====== SUPPLIED MATERIAL

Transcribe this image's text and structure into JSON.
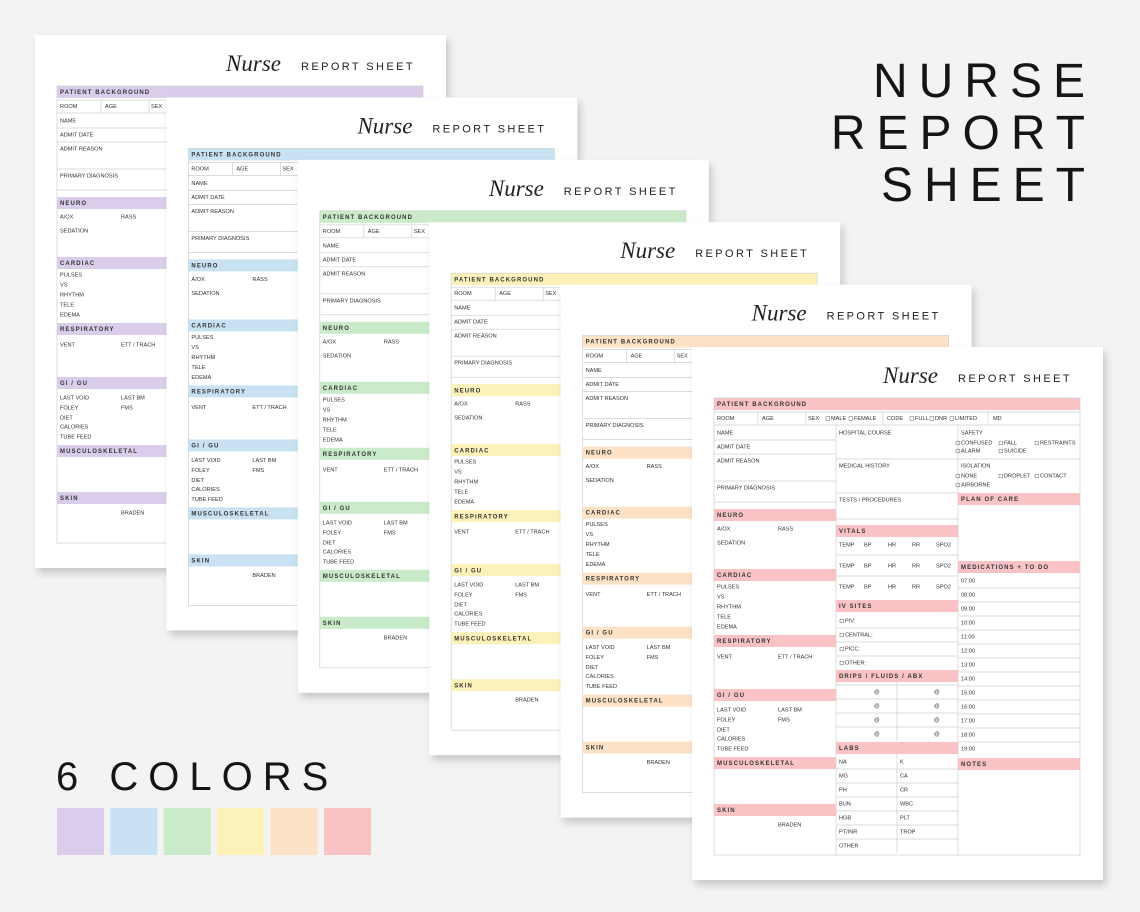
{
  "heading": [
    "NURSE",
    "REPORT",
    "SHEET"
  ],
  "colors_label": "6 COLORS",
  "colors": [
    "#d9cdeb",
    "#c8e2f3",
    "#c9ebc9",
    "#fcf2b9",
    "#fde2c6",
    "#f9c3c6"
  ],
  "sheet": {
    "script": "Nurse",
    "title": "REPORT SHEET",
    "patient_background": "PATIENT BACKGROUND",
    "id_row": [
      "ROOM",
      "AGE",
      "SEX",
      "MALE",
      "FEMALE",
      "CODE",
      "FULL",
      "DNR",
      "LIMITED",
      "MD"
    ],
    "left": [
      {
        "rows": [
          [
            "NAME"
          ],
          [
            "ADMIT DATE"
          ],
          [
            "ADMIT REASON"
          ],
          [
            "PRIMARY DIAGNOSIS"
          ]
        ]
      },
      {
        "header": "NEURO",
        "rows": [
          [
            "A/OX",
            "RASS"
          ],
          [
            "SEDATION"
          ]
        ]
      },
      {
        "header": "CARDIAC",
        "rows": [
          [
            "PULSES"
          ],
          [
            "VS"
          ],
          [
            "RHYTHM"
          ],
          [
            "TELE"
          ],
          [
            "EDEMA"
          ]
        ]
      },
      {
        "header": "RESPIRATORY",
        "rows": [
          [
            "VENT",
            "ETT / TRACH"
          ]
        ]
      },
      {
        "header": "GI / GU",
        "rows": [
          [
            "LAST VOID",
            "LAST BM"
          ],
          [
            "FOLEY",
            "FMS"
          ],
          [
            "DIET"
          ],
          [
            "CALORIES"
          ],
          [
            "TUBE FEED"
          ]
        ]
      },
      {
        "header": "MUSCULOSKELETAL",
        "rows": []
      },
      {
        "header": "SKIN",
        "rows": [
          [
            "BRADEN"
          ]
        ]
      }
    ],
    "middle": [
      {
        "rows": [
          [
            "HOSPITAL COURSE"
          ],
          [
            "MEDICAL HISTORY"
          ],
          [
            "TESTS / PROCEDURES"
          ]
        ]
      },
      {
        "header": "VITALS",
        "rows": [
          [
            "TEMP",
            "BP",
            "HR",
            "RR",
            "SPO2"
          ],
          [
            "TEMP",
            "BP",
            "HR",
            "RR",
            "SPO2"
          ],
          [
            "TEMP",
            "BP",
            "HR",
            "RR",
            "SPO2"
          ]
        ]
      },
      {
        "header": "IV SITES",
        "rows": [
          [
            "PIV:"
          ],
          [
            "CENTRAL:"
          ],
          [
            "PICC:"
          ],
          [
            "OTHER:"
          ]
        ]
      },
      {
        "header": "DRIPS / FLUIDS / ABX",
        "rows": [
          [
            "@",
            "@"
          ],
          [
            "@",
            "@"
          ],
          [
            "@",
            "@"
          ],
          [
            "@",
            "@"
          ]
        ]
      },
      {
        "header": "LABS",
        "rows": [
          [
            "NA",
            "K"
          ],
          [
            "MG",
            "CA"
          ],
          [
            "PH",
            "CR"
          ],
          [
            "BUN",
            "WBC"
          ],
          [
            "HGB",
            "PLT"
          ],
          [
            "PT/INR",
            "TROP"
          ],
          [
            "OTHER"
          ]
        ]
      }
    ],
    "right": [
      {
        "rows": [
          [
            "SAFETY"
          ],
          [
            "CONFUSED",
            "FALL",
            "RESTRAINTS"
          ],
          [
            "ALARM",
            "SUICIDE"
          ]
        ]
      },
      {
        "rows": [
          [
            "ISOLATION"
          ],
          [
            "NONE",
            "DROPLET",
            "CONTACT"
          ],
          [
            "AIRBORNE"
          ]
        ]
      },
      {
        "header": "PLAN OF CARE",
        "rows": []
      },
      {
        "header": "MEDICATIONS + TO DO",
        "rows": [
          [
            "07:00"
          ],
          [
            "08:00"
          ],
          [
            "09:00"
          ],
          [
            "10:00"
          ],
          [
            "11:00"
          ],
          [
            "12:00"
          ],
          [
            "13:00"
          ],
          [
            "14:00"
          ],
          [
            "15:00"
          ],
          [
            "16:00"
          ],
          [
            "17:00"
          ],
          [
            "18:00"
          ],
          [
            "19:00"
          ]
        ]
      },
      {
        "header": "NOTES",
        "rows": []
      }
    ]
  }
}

============
====== SUPPLIED MATERIAL

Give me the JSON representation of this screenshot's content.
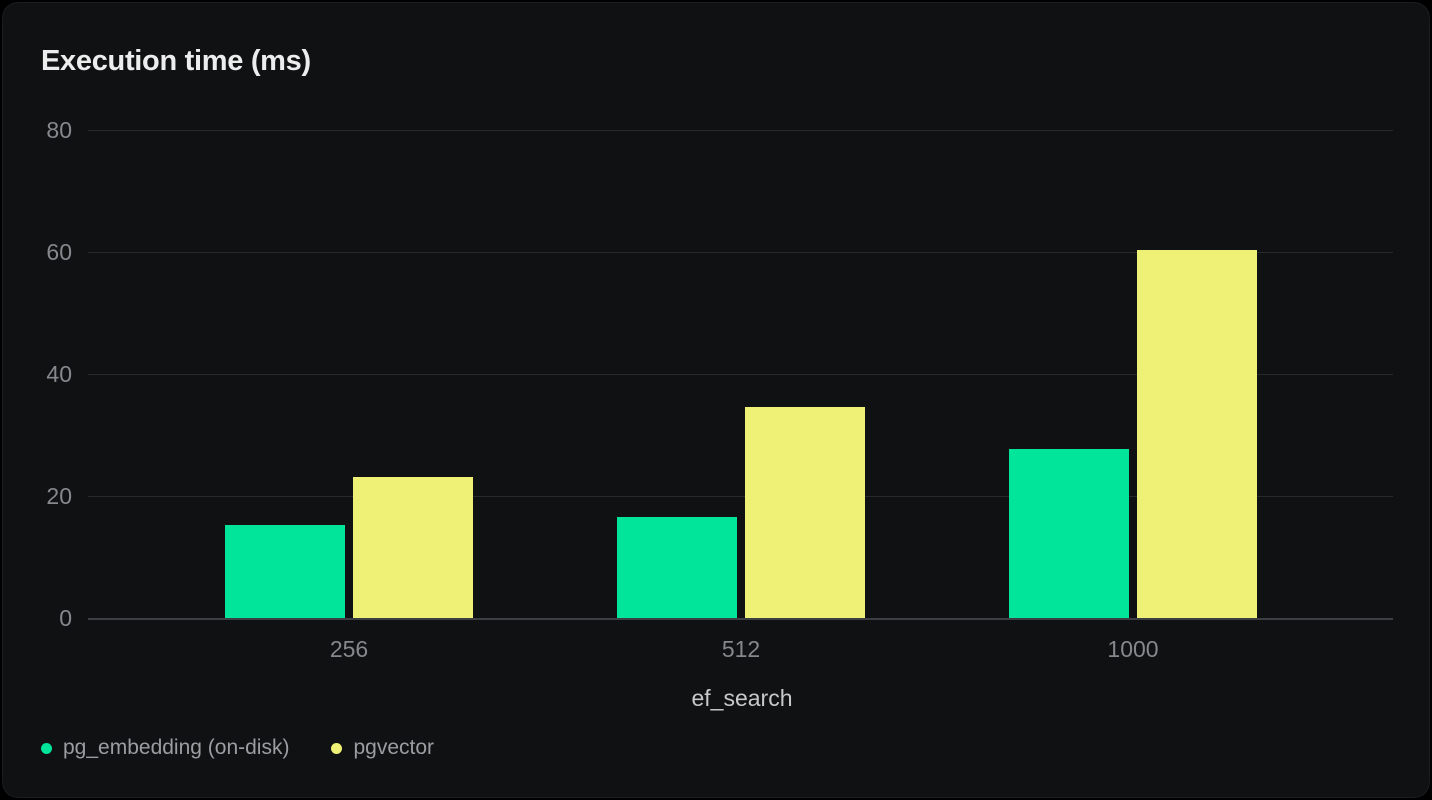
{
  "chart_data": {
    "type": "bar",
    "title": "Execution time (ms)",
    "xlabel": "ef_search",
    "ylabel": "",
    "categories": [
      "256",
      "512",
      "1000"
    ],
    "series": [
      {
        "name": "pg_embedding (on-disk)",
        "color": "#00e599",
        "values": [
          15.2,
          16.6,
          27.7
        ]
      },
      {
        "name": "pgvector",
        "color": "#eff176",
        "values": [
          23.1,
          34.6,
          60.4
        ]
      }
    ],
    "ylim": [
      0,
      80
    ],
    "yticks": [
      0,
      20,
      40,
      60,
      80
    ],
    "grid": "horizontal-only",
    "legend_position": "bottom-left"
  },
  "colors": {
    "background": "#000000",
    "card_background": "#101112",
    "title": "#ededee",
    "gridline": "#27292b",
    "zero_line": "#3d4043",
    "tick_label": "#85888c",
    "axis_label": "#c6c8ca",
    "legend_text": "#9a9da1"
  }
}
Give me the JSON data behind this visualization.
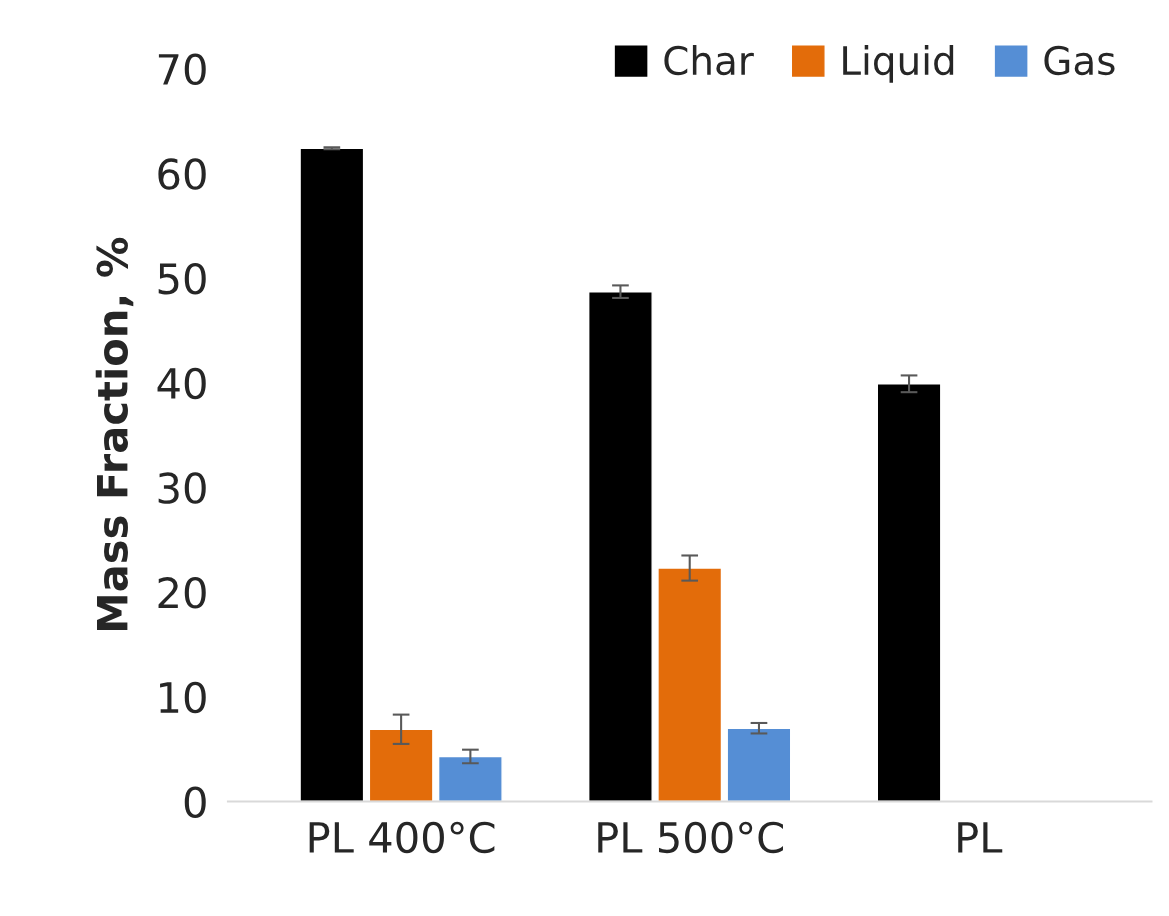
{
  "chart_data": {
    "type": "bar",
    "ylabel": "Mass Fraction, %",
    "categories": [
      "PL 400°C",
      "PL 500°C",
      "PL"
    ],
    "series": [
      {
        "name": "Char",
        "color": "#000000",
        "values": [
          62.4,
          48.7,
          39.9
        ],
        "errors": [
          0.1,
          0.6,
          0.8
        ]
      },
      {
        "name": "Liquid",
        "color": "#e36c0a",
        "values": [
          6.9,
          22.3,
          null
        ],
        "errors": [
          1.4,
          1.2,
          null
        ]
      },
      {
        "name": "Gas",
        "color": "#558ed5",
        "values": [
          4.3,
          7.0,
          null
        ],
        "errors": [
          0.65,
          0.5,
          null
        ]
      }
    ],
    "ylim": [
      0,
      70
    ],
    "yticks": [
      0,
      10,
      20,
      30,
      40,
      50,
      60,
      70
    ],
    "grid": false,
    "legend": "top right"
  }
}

============
====== SUPPLIED MATERIAL

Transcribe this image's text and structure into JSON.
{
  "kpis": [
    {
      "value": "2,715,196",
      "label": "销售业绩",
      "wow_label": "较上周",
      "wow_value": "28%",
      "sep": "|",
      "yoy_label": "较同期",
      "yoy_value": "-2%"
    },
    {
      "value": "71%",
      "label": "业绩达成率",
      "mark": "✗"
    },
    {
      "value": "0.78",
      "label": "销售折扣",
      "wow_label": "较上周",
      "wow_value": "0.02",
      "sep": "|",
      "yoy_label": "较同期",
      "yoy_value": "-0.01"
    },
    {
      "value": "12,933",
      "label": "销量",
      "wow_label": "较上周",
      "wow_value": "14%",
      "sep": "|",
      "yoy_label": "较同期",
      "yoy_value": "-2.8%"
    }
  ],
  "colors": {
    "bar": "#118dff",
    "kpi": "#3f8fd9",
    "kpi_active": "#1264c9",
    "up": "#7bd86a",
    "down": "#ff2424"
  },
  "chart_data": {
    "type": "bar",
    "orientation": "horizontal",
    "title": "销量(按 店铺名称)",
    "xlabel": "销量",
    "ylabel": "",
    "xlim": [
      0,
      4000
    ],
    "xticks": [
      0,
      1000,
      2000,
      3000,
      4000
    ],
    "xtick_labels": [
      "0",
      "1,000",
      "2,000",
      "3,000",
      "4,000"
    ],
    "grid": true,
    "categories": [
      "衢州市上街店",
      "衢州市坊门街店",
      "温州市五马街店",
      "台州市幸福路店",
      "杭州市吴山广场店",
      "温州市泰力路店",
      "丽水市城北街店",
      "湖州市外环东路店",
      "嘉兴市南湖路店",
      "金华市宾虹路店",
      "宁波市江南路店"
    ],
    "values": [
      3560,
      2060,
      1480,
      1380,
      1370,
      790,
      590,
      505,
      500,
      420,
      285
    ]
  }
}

============

• AIM
Using the material above, count the lines containing the word "horizontal". Reply with the number alone.

• OUTPUT OF THE TASK
2